| What to do |
Where a line holds "course", copy it.

+-------+

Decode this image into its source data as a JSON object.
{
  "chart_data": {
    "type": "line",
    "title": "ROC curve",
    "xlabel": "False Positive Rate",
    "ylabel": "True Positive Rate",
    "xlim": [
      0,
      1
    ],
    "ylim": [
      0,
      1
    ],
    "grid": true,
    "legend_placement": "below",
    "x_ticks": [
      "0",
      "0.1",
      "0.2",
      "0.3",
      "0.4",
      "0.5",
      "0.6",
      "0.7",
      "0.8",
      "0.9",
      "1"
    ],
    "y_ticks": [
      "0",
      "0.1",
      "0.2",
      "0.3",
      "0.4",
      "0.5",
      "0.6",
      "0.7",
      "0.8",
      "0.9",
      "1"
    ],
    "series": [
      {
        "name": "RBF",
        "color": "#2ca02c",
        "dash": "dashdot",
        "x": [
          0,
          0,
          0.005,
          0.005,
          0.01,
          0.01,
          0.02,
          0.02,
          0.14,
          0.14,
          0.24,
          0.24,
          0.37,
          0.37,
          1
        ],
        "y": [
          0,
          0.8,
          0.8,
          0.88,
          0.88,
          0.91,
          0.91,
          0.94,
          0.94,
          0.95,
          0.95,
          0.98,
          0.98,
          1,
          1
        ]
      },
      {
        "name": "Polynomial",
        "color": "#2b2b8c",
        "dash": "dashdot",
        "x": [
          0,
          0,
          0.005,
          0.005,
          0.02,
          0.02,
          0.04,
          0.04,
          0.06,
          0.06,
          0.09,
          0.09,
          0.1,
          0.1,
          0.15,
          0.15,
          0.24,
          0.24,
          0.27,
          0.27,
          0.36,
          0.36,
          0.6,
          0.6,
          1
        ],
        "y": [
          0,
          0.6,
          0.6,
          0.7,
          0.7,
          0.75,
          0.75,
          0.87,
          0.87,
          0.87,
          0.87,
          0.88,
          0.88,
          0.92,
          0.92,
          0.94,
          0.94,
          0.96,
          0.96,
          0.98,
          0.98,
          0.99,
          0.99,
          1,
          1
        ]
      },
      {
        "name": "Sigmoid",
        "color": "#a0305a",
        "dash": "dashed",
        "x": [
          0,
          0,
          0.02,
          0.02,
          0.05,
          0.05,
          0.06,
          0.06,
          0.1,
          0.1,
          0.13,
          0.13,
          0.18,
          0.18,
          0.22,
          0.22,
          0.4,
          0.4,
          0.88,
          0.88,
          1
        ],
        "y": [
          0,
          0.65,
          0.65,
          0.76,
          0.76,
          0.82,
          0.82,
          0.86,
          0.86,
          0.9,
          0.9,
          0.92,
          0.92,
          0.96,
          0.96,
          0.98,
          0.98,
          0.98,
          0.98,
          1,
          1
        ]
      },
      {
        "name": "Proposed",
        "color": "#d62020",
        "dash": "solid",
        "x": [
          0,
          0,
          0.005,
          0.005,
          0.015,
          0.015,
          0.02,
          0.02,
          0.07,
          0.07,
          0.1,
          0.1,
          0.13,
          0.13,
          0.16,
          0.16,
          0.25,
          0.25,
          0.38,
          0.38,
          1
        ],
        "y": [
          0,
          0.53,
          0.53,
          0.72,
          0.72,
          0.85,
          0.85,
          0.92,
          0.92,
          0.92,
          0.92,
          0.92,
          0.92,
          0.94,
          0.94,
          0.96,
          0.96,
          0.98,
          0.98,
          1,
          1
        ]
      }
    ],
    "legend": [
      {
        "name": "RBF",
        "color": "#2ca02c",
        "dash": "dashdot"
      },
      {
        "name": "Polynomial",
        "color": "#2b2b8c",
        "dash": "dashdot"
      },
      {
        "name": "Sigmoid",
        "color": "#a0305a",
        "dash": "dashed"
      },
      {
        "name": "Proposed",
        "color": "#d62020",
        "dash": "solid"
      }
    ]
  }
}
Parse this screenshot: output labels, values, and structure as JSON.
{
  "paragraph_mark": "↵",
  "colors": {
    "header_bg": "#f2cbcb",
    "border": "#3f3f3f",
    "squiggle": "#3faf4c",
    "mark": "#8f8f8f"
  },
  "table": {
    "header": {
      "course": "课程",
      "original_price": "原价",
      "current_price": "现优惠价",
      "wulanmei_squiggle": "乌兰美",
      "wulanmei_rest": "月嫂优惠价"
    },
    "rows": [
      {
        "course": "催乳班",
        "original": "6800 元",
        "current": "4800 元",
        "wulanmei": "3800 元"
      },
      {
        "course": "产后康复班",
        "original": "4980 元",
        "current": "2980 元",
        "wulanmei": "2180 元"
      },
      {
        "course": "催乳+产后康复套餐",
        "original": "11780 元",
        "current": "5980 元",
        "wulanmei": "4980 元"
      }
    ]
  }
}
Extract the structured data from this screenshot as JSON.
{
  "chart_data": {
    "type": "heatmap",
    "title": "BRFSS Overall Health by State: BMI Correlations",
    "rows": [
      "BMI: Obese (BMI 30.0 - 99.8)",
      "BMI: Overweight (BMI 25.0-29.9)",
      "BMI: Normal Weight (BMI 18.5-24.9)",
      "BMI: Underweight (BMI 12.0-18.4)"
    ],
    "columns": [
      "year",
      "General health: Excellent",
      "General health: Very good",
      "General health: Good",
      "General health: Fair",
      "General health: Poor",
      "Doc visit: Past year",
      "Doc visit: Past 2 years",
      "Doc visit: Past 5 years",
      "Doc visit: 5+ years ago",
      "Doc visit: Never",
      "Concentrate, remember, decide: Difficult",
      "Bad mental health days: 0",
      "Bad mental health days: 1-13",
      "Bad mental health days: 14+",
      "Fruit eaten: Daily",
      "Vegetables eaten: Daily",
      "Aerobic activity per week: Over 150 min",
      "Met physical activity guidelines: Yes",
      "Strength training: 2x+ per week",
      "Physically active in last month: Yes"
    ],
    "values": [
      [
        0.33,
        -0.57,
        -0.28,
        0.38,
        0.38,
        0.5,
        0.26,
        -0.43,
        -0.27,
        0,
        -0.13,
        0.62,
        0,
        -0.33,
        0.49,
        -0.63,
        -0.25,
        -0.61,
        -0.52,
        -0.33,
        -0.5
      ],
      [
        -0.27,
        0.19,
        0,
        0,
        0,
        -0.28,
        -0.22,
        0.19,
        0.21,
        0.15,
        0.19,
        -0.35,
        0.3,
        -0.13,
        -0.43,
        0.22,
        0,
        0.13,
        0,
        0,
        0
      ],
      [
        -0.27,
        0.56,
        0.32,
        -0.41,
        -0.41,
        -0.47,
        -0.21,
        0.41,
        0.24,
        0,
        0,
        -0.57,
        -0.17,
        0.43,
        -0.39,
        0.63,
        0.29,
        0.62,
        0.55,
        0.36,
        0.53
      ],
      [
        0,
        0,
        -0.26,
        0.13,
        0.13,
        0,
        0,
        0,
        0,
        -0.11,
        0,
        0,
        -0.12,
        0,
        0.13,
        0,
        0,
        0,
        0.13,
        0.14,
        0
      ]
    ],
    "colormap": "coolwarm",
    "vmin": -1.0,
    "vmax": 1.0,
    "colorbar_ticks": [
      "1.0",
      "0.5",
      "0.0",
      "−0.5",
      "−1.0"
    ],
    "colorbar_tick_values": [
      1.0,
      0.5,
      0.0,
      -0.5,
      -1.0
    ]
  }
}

+-------+

| Task answer |
      "course": "课程",
        "course": "催乳班",
        "course": "产后康复班",
        "course": "催乳+产后康复套餐",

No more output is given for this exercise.